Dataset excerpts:
━━━━━━━━━━

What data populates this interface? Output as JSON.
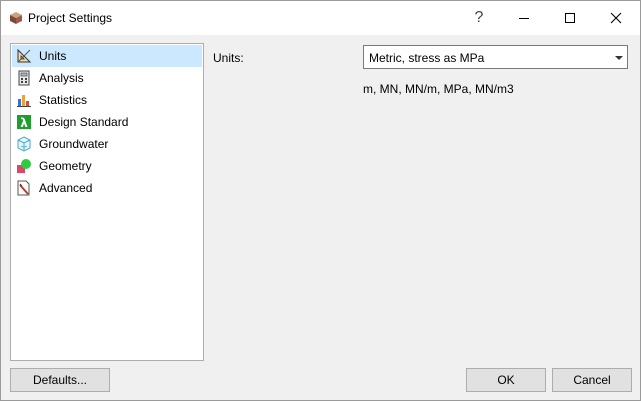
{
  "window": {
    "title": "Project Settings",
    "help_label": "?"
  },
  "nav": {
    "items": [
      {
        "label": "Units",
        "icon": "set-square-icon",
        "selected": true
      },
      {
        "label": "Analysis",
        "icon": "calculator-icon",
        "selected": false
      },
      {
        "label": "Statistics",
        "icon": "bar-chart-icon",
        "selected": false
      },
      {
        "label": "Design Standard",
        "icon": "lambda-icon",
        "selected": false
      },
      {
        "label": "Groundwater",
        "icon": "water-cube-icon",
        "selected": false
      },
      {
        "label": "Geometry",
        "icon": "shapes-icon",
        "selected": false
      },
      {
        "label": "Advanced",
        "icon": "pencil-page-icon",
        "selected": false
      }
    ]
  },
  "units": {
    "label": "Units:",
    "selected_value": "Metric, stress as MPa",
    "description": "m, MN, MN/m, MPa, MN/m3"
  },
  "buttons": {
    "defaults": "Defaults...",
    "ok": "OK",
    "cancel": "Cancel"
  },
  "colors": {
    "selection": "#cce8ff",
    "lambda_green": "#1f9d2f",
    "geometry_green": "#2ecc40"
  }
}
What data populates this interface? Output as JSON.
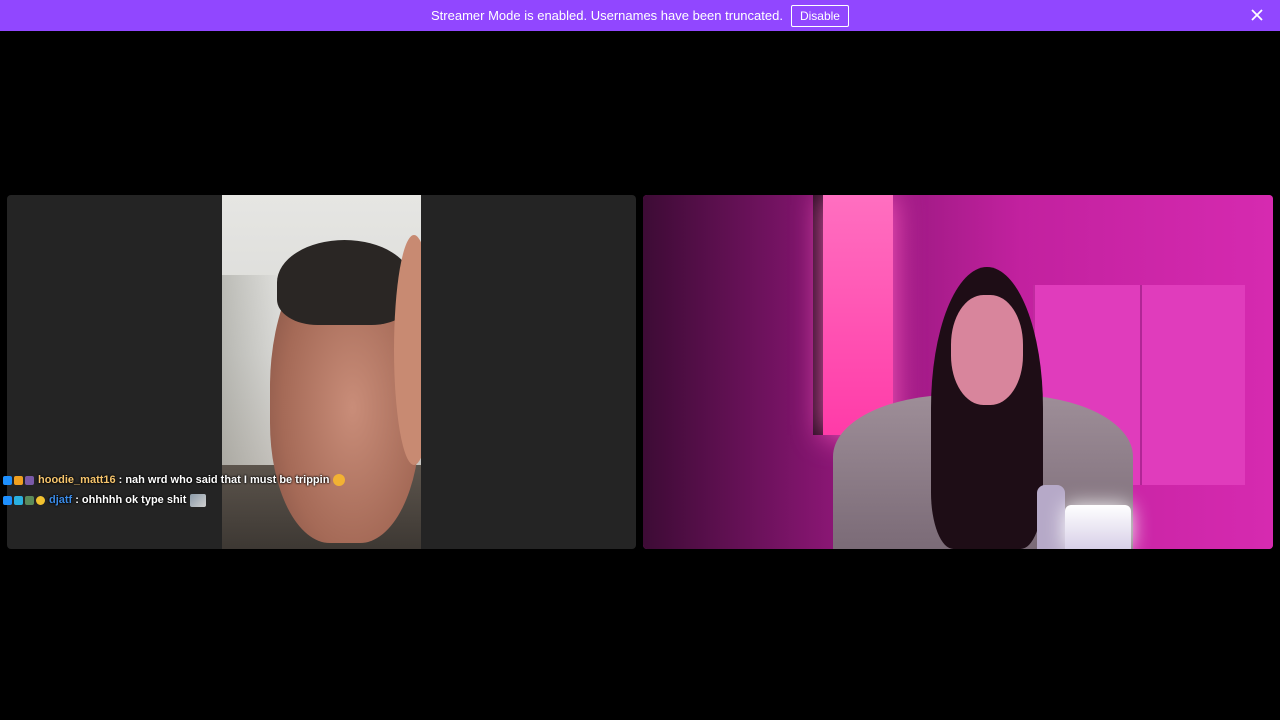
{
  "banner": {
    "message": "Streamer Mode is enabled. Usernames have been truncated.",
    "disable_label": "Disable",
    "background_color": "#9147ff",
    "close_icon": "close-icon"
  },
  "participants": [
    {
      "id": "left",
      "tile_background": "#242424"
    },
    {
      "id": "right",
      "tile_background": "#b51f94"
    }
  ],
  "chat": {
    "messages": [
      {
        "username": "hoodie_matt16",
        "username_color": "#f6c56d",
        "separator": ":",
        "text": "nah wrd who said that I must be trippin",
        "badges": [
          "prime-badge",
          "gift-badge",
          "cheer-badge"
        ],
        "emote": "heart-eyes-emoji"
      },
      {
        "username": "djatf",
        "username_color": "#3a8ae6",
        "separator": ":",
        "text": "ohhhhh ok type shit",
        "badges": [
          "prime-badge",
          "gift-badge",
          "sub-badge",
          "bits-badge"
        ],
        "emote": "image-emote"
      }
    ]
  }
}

━━━━━━━━━━

Challenge »
Above are records to transcribe exactly; leave their pictures out.

Exercise result »
What data populates this interface? Output as JSON.
{
  "window": {
    "title": "Project Settings",
    "help_label": "?"
  },
  "nav": {
    "items": [
      {
        "label": "Units",
        "icon": "set-square-icon",
        "selected": true
      },
      {
        "label": "Analysis",
        "icon": "calculator-icon",
        "selected": false
      },
      {
        "label": "Statistics",
        "icon": "bar-chart-icon",
        "selected": false
      },
      {
        "label": "Design Standard",
        "icon": "lambda-icon",
        "selected": false
      },
      {
        "label": "Groundwater",
        "icon": "water-cube-icon",
        "selected": false
      },
      {
        "label": "Geometry",
        "icon": "shapes-icon",
        "selected": false
      },
      {
        "label": "Advanced",
        "icon": "pencil-page-icon",
        "selected": false
      }
    ]
  },
  "units": {
    "label": "Units:",
    "selected_value": "Metric, stress as MPa",
    "description": "m, MN, MN/m, MPa, MN/m3"
  },
  "buttons": {
    "defaults": "Defaults...",
    "ok": "OK",
    "cancel": "Cancel"
  },
  "colors": {
    "selection": "#cce8ff",
    "lambda_green": "#1f9d2f",
    "geometry_green": "#2ecc40"
  }
}
What data populates this interface? Output as JSON.
{
  "banner": {
    "message": "Streamer Mode is enabled. Usernames have been truncated.",
    "disable_label": "Disable",
    "background_color": "#9147ff",
    "close_icon": "close-icon"
  },
  "participants": [
    {
      "id": "left",
      "tile_background": "#242424"
    },
    {
      "id": "right",
      "tile_background": "#b51f94"
    }
  ],
  "chat": {
    "messages": [
      {
        "username": "hoodie_matt16",
        "username_color": "#f6c56d",
        "separator": ":",
        "text": "nah wrd who said that I must be trippin",
        "badges": [
          "prime-badge",
          "gift-badge",
          "cheer-badge"
        ],
        "emote": "heart-eyes-emoji"
      },
      {
        "username": "djatf",
        "username_color": "#3a8ae6",
        "separator": ":",
        "text": "ohhhhh ok type shit",
        "badges": [
          "prime-badge",
          "gift-badge",
          "sub-badge",
          "bits-badge"
        ],
        "emote": "image-emote"
      }
    ]
  }
}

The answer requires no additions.